(Records from a dataset)
####
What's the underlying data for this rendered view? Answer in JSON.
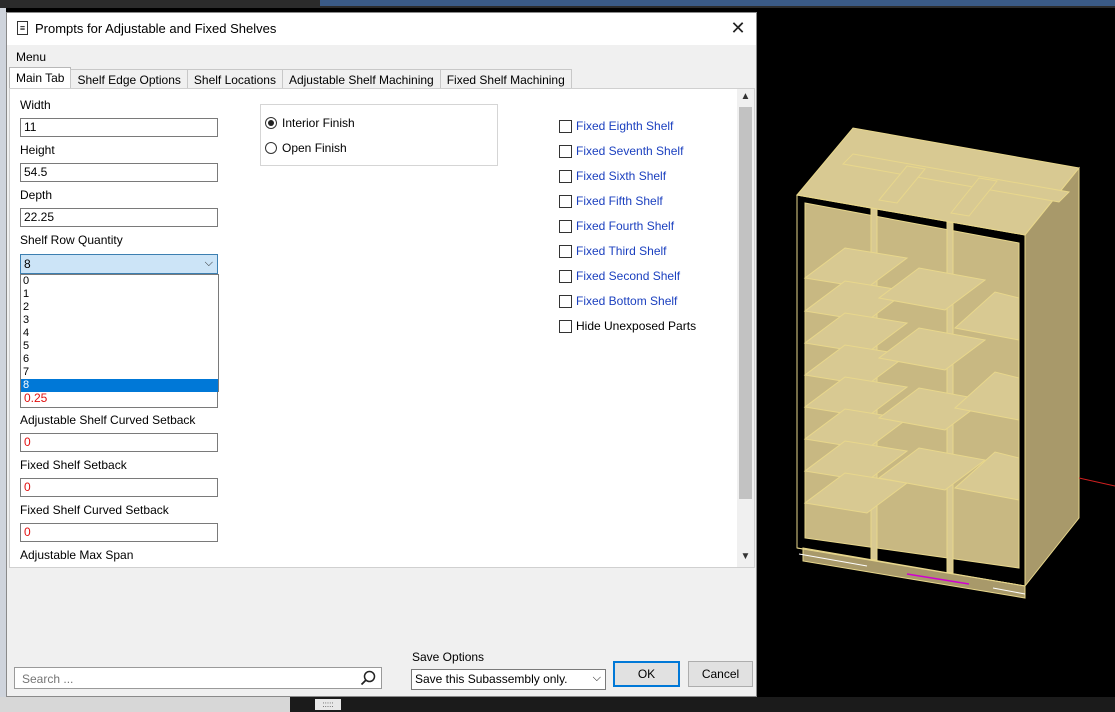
{
  "dialog": {
    "title": "Prompts for Adjustable and Fixed Shelves",
    "close_glyph": "✕",
    "menu_label": "Menu"
  },
  "tabs": [
    {
      "label": "Main Tab",
      "active": true
    },
    {
      "label": "Shelf Edge Options",
      "active": false
    },
    {
      "label": "Shelf Locations",
      "active": false
    },
    {
      "label": "Adjustable Shelf Machining",
      "active": false
    },
    {
      "label": "Fixed Shelf Machining",
      "active": false
    }
  ],
  "fields": {
    "width": {
      "label": "Width",
      "value": "11"
    },
    "height": {
      "label": "Height",
      "value": "54.5"
    },
    "depth": {
      "label": "Depth",
      "value": "22.25"
    },
    "shelf_row_qty": {
      "label": "Shelf Row Quantity",
      "value": "8"
    },
    "adj_setback_value": "0.25",
    "adj_curved_setback": {
      "label": "Adjustable Shelf Curved Setback",
      "value": "0"
    },
    "fixed_setback": {
      "label": "Fixed Shelf Setback",
      "value": "0"
    },
    "fixed_curved_setback": {
      "label": "Fixed Shelf Curved Setback",
      "value": "0"
    },
    "adj_max_span": {
      "label": "Adjustable Max Span"
    }
  },
  "dropdown_options": [
    "0",
    "1",
    "2",
    "3",
    "4",
    "5",
    "6",
    "7",
    "8"
  ],
  "dropdown_selected": "8",
  "finish": {
    "interior": "Interior Finish",
    "open": "Open Finish",
    "selected": "interior"
  },
  "checkboxes": [
    {
      "label": "Fixed Eighth Shelf",
      "checked": false
    },
    {
      "label": "Fixed Seventh Shelf",
      "checked": false
    },
    {
      "label": "Fixed Sixth Shelf",
      "checked": false
    },
    {
      "label": "Fixed Fifth Shelf",
      "checked": false
    },
    {
      "label": "Fixed Fourth Shelf",
      "checked": false
    },
    {
      "label": "Fixed Third Shelf",
      "checked": false
    },
    {
      "label": "Fixed Second Shelf",
      "checked": false
    },
    {
      "label": "Fixed Bottom Shelf",
      "checked": false
    },
    {
      "label": "Hide Unexposed Parts",
      "checked": false
    }
  ],
  "footer": {
    "search_placeholder": "Search ...",
    "save_options_label": "Save Options",
    "save_options_value": "Save this Subassembly only.",
    "ok_label": "OK",
    "cancel_label": "Cancel"
  },
  "colors": {
    "accent": "#0078d7",
    "link_blue": "#1a3fbf",
    "error_red": "#e01010",
    "cabinet_fill": "#c8b882",
    "cabinet_edge": "#e6d68a"
  }
}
####
▶ _TASK DETAILS_
Write out the listing word for word, omitting the pictures it holds.

▶ _CORRECT RESULT_
What's the underlying data for this rendered view? Answer in JSON.
{
  "dialog": {
    "title": "Prompts for Adjustable and Fixed Shelves",
    "close_glyph": "✕",
    "menu_label": "Menu"
  },
  "tabs": [
    {
      "label": "Main Tab",
      "active": true
    },
    {
      "label": "Shelf Edge Options",
      "active": false
    },
    {
      "label": "Shelf Locations",
      "active": false
    },
    {
      "label": "Adjustable Shelf Machining",
      "active": false
    },
    {
      "label": "Fixed Shelf Machining",
      "active": false
    }
  ],
  "fields": {
    "width": {
      "label": "Width",
      "value": "11"
    },
    "height": {
      "label": "Height",
      "value": "54.5"
    },
    "depth": {
      "label": "Depth",
      "value": "22.25"
    },
    "shelf_row_qty": {
      "label": "Shelf Row Quantity",
      "value": "8"
    },
    "adj_setback_value": "0.25",
    "adj_curved_setback": {
      "label": "Adjustable Shelf Curved Setback",
      "value": "0"
    },
    "fixed_setback": {
      "label": "Fixed Shelf Setback",
      "value": "0"
    },
    "fixed_curved_setback": {
      "label": "Fixed Shelf Curved Setback",
      "value": "0"
    },
    "adj_max_span": {
      "label": "Adjustable Max Span"
    }
  },
  "dropdown_options": [
    "0",
    "1",
    "2",
    "3",
    "4",
    "5",
    "6",
    "7",
    "8"
  ],
  "dropdown_selected": "8",
  "finish": {
    "interior": "Interior Finish",
    "open": "Open Finish",
    "selected": "interior"
  },
  "checkboxes": [
    {
      "label": "Fixed Eighth Shelf",
      "checked": false
    },
    {
      "label": "Fixed Seventh Shelf",
      "checked": false
    },
    {
      "label": "Fixed Sixth Shelf",
      "checked": false
    },
    {
      "label": "Fixed Fifth Shelf",
      "checked": false
    },
    {
      "label": "Fixed Fourth Shelf",
      "checked": false
    },
    {
      "label": "Fixed Third Shelf",
      "checked": false
    },
    {
      "label": "Fixed Second Shelf",
      "checked": false
    },
    {
      "label": "Fixed Bottom Shelf",
      "checked": false
    },
    {
      "label": "Hide Unexposed Parts",
      "checked": false
    }
  ],
  "footer": {
    "search_placeholder": "Search ...",
    "save_options_label": "Save Options",
    "save_options_value": "Save this Subassembly only.",
    "ok_label": "OK",
    "cancel_label": "Cancel"
  },
  "colors": {
    "accent": "#0078d7",
    "link_blue": "#1a3fbf",
    "error_red": "#e01010",
    "cabinet_fill": "#c8b882",
    "cabinet_edge": "#e6d68a"
  }
}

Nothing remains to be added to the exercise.